═══ DATASET RECORDS
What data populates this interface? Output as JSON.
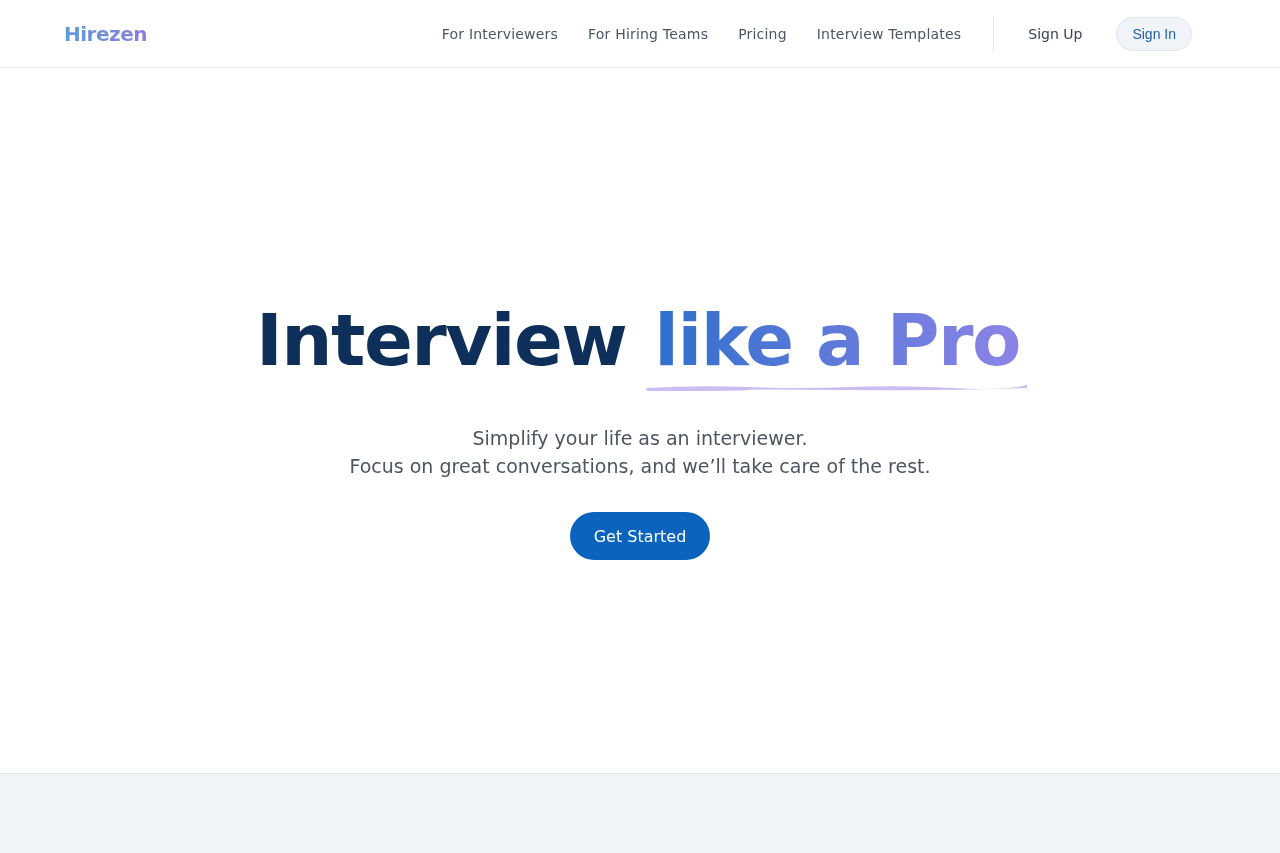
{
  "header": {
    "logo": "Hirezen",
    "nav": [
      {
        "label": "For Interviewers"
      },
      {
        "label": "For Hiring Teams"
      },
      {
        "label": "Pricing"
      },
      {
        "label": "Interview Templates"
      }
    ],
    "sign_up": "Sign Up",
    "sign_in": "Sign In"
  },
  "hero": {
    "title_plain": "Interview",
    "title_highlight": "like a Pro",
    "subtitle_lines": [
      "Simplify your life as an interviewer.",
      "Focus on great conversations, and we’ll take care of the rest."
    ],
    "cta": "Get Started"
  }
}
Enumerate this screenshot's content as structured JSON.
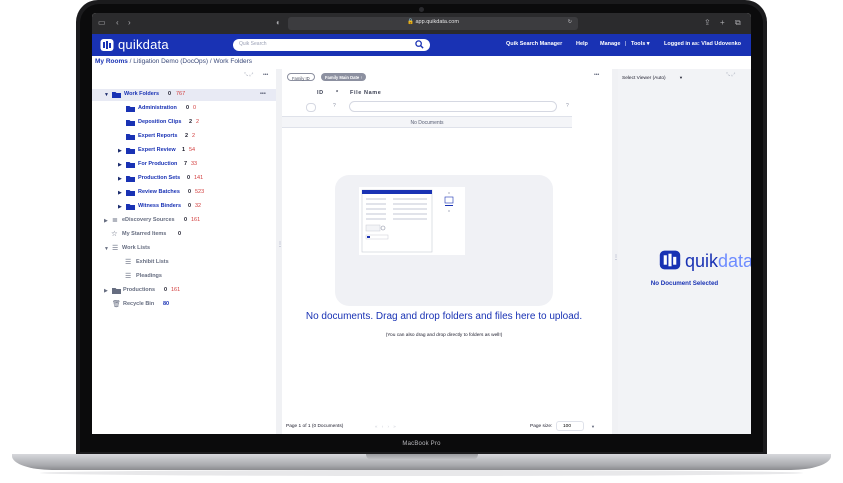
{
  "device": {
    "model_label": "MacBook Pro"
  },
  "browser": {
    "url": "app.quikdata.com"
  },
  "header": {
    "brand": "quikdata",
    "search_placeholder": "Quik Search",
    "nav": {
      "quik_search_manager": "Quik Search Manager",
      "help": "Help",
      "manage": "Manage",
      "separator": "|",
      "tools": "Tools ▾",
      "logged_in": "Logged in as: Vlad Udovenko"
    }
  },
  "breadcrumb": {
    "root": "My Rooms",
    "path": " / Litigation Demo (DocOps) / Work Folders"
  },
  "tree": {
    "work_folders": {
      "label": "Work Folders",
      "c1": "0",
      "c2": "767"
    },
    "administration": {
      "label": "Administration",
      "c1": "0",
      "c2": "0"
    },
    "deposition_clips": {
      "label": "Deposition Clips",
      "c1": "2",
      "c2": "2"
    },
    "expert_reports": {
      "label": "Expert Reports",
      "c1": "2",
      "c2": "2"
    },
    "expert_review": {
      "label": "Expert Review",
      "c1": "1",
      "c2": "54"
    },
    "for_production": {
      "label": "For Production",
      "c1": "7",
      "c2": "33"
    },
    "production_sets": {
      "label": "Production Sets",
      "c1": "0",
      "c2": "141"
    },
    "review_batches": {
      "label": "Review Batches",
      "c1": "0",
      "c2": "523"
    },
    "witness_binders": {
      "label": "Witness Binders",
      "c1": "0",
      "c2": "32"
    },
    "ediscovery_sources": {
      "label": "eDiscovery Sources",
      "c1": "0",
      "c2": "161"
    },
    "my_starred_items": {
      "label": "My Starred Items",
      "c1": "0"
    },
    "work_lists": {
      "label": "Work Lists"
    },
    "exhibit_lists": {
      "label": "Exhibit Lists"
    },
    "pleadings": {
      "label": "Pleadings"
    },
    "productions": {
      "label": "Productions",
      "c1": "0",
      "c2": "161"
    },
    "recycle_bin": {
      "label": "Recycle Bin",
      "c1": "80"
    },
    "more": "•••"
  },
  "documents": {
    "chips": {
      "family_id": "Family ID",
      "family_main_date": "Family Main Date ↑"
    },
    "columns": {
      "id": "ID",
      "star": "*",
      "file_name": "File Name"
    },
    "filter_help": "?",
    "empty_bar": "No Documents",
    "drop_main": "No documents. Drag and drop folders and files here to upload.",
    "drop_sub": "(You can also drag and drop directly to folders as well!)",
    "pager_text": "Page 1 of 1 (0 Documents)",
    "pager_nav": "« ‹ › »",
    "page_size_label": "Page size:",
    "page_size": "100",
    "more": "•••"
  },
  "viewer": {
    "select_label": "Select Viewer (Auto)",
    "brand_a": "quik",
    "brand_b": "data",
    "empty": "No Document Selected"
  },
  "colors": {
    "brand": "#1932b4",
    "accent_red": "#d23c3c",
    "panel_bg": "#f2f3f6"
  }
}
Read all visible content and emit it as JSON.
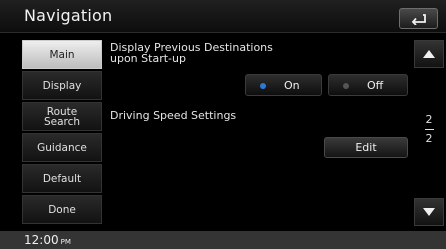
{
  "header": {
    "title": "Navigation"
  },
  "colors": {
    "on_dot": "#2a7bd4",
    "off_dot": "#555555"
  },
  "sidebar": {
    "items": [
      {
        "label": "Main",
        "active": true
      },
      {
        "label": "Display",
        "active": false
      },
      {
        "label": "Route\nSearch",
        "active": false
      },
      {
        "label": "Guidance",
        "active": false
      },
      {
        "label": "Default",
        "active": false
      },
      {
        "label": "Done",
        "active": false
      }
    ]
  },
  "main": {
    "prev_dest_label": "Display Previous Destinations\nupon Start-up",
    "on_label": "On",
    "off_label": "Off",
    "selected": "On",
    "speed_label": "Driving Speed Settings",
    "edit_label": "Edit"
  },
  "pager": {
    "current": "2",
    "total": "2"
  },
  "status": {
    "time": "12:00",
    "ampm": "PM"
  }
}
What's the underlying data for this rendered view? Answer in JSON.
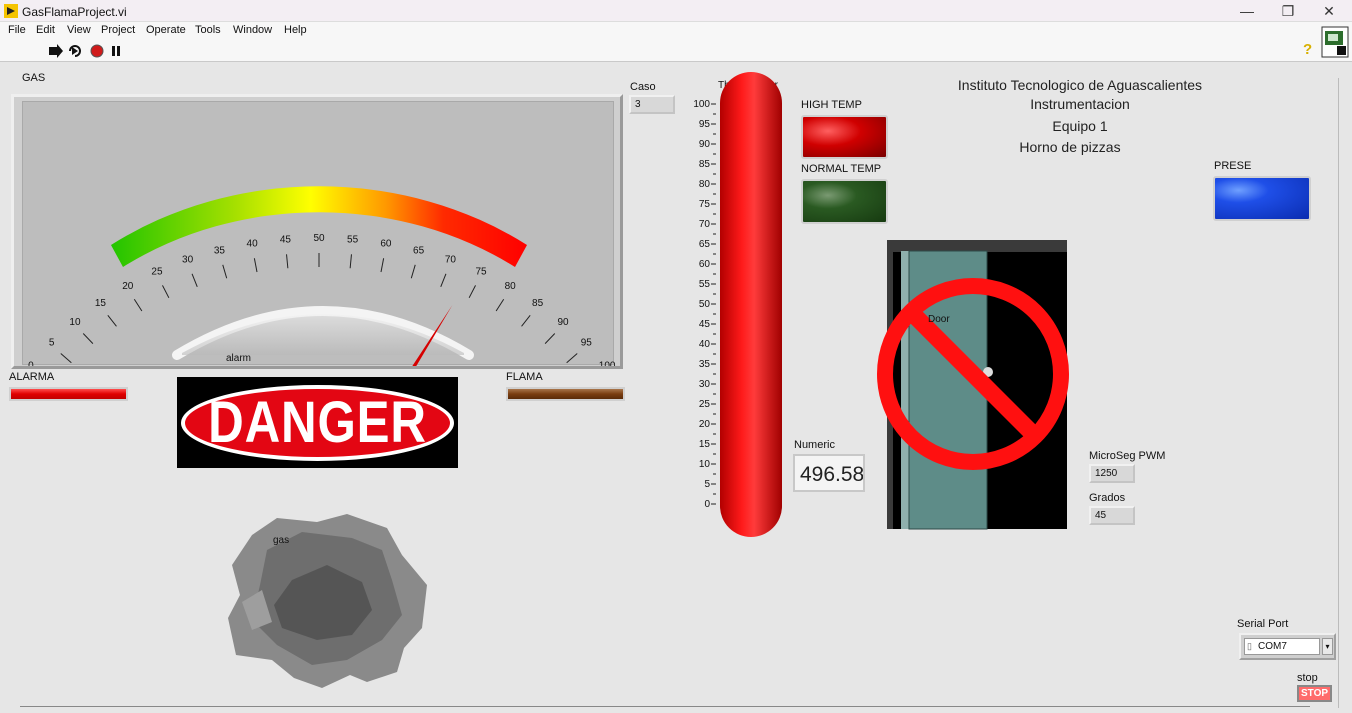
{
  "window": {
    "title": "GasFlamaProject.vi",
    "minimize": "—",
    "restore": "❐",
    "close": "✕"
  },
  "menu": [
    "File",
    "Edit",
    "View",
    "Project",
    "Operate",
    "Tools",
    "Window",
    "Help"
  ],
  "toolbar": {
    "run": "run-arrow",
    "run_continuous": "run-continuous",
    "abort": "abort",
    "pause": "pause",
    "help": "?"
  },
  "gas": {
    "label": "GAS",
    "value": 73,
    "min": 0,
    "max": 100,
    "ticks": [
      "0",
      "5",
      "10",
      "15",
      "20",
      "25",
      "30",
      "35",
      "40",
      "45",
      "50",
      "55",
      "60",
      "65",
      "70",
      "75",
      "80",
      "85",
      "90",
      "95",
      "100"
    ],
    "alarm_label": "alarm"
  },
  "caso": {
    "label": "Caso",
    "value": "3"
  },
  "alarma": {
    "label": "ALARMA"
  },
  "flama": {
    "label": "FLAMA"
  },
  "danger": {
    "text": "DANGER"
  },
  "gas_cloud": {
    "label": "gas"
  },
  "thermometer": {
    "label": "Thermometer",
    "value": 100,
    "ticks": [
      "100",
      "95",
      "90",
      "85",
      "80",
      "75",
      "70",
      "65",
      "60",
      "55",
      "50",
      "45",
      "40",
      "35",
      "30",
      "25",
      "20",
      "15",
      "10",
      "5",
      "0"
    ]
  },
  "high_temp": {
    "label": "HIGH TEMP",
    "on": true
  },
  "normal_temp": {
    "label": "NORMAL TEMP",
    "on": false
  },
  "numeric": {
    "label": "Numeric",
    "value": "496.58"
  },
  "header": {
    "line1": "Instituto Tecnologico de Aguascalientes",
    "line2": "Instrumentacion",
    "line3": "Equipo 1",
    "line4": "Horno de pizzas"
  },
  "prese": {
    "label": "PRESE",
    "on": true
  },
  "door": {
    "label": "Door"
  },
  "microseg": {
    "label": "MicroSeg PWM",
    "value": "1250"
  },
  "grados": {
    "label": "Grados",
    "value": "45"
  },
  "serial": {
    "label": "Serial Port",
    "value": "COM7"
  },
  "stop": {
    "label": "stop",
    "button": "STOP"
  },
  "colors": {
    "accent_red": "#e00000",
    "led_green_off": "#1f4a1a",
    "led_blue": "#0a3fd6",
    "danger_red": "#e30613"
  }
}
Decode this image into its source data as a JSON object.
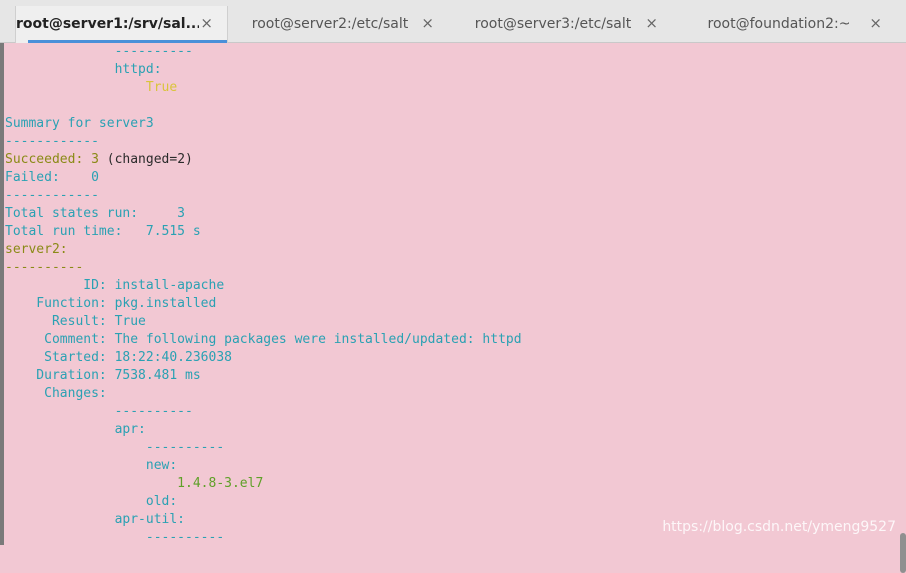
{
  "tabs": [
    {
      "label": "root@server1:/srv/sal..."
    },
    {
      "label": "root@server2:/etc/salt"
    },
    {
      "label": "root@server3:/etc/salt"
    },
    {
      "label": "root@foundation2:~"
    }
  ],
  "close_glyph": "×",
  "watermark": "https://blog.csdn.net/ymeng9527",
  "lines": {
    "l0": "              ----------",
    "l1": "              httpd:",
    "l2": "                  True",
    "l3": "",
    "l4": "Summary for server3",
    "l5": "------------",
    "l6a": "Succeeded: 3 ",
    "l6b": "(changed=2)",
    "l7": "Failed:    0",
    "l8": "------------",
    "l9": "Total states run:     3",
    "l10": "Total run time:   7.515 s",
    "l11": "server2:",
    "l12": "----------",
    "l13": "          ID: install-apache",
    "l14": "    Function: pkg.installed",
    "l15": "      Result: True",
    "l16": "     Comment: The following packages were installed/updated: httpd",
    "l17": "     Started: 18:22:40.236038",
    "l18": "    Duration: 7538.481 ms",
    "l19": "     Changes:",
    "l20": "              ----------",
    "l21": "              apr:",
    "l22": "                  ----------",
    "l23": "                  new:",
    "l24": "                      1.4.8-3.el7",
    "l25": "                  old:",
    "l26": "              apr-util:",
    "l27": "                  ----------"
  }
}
══════
* _TASK GOAL_: Within the listing above, find every line containing the string "drop" and return it.

* _SOLUTION BELOW_:
    "drop_main": "No documents. Drag and drop folders and files here to upload.",
    "drop_sub": "(You can also drag and drop directly to folders as well!)",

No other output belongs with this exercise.